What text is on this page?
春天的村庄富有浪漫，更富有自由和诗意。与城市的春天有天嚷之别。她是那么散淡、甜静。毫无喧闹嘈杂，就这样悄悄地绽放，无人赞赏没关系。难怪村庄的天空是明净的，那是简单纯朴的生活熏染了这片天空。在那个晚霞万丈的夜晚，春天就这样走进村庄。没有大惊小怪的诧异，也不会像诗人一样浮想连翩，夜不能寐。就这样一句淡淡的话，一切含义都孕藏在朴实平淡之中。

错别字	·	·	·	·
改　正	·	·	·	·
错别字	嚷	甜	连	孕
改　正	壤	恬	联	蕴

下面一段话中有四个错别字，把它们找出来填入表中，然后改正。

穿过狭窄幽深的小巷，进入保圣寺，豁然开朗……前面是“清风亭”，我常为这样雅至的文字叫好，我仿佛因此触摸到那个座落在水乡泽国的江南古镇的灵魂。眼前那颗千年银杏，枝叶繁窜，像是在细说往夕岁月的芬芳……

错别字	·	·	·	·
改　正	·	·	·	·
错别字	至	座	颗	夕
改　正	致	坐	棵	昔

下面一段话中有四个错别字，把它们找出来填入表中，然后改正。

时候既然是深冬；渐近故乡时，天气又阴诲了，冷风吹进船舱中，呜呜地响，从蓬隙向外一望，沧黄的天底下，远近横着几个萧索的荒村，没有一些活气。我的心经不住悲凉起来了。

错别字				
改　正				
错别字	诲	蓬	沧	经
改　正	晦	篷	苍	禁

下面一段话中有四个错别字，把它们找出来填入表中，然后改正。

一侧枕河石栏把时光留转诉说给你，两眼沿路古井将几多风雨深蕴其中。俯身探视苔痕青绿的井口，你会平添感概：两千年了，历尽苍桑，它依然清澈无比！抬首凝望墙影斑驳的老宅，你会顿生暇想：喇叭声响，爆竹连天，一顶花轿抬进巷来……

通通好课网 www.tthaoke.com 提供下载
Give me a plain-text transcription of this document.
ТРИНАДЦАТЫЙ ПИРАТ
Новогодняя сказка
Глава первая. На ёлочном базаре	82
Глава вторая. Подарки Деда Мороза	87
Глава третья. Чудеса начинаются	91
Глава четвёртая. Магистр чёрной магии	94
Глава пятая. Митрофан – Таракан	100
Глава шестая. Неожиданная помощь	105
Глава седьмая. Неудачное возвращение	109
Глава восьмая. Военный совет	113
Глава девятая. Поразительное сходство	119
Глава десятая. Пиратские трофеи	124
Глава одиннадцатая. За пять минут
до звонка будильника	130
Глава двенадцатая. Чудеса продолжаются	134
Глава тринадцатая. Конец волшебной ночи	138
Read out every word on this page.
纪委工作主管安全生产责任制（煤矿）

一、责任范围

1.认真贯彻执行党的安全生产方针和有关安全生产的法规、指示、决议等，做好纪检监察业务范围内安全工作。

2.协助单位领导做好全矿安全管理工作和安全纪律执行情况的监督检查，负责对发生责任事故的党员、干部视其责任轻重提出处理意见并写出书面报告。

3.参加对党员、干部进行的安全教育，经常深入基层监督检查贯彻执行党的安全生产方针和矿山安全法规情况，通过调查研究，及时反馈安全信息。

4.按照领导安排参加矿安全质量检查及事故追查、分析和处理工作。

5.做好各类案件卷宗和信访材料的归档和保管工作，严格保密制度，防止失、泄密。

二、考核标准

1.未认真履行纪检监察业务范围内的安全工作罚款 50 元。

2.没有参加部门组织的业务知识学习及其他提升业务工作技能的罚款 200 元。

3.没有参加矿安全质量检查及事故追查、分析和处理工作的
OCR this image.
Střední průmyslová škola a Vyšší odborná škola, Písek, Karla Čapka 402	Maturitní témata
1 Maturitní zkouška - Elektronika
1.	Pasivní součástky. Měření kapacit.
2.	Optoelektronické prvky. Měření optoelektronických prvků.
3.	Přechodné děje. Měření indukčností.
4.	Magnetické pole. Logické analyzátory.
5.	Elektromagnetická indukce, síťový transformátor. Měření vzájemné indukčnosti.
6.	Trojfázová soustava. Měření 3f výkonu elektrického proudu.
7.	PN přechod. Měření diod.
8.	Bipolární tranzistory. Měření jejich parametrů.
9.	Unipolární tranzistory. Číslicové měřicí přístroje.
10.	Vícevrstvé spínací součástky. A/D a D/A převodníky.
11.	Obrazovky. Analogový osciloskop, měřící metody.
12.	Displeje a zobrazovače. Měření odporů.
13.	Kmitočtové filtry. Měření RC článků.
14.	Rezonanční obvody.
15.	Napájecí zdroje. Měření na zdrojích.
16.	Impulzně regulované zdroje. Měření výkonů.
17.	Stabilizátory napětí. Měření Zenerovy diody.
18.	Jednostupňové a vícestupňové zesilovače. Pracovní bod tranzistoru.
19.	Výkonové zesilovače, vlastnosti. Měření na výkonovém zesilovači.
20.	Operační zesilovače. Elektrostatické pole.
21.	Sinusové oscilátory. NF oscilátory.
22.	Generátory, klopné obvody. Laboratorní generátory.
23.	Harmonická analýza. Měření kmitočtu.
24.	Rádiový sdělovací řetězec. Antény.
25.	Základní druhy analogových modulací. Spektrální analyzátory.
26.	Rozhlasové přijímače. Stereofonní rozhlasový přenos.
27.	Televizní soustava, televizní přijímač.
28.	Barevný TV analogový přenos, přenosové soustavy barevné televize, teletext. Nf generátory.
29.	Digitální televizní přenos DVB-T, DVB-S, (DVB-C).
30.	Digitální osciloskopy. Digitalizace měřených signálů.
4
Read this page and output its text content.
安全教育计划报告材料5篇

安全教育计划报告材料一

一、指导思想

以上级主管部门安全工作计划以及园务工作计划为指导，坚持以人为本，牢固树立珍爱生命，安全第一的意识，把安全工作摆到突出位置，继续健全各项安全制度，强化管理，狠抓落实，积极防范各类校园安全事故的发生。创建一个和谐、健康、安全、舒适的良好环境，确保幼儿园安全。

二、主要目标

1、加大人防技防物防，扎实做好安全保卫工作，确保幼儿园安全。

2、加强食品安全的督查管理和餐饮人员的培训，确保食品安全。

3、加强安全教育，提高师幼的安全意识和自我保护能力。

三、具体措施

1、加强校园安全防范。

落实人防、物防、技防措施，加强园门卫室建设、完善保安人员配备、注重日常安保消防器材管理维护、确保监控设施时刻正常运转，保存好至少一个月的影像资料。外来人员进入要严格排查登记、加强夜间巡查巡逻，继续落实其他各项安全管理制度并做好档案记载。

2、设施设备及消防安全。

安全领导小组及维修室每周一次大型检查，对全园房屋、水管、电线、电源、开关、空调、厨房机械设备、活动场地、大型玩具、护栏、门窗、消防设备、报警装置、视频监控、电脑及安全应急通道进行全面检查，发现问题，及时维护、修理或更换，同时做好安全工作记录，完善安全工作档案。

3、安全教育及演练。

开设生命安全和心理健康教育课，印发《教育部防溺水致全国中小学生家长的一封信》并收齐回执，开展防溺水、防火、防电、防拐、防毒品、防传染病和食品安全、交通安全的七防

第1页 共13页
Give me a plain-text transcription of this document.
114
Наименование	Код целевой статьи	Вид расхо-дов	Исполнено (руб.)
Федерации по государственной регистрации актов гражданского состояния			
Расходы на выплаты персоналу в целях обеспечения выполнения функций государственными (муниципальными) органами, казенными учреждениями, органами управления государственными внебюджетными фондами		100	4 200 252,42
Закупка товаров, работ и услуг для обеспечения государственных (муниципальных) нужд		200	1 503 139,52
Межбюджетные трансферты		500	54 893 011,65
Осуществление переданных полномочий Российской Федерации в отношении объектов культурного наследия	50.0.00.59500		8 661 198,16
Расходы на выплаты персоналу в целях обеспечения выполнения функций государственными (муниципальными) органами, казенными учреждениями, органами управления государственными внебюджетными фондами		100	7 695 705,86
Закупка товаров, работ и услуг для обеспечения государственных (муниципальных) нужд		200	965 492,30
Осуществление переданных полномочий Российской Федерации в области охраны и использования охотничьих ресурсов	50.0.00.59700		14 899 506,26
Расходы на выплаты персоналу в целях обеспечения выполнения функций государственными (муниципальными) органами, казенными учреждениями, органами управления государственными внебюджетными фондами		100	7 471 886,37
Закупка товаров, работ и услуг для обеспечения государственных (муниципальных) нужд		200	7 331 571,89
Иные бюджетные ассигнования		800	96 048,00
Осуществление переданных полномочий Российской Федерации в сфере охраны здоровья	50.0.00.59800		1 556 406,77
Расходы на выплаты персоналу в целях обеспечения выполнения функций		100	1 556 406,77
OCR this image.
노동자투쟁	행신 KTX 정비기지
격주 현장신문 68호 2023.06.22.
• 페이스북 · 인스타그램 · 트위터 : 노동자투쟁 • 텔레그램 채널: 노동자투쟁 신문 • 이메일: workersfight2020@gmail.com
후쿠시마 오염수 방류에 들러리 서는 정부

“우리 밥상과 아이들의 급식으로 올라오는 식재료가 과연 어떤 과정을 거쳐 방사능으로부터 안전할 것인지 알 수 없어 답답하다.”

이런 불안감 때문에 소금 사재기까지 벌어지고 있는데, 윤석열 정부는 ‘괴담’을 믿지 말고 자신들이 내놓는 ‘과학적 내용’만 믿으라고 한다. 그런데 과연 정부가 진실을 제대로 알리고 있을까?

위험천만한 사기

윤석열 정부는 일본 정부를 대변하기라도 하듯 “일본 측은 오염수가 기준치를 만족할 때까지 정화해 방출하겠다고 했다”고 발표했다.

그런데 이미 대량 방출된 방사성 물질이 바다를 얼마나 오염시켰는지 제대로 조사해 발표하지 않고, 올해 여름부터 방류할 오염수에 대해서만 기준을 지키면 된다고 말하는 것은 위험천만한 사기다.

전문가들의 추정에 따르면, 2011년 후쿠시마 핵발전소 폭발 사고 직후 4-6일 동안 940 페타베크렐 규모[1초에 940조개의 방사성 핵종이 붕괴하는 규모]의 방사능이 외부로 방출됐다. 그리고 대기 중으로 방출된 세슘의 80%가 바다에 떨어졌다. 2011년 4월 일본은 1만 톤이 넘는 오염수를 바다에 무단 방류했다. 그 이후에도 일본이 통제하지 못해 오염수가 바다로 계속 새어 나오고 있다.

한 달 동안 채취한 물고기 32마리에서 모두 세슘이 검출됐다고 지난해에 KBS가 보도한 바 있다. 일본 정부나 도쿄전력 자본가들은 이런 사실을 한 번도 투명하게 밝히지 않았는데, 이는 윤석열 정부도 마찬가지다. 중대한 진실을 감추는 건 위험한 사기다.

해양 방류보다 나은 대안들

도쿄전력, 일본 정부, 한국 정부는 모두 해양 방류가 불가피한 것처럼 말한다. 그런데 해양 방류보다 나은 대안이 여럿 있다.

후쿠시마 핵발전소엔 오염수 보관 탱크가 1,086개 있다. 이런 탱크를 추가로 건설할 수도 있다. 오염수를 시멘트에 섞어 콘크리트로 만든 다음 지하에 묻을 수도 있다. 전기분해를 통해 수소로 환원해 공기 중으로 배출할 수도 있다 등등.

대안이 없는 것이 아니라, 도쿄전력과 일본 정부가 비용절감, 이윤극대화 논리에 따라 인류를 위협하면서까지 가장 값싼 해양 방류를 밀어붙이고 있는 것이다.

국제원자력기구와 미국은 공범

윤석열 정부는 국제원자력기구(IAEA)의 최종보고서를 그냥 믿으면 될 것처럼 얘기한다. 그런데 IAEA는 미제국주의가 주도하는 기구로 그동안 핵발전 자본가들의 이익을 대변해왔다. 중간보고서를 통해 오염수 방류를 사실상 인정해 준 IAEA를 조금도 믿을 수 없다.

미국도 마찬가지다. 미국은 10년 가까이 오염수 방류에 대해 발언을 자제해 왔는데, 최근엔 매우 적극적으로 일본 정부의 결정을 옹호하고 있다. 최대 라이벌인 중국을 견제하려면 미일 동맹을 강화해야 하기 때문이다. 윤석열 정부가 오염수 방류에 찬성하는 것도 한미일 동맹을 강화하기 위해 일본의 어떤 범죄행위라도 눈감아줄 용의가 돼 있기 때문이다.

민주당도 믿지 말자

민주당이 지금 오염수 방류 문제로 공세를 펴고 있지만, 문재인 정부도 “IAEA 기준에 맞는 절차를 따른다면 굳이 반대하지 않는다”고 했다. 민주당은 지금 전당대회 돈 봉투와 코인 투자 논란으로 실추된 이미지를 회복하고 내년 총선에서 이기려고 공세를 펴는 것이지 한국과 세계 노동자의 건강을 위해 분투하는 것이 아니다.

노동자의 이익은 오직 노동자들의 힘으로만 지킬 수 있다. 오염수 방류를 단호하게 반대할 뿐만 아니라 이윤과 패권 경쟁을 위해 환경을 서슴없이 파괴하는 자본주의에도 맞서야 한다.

-------

_STATED EXERCISE_
Gather up every line from the listing above in which the word "přenos" occurs.

_OUTPUT FOR THIS TASK_
26.	Rozhlasové přijímače. Stereofonní rozhlasový přenos.
28.	Barevný TV analogový přenos, přenosové soustavy barevné televize, teletext. Nf generátory.
29.	Digitální televizní přenos DVB-T, DVB-S, (DVB-C).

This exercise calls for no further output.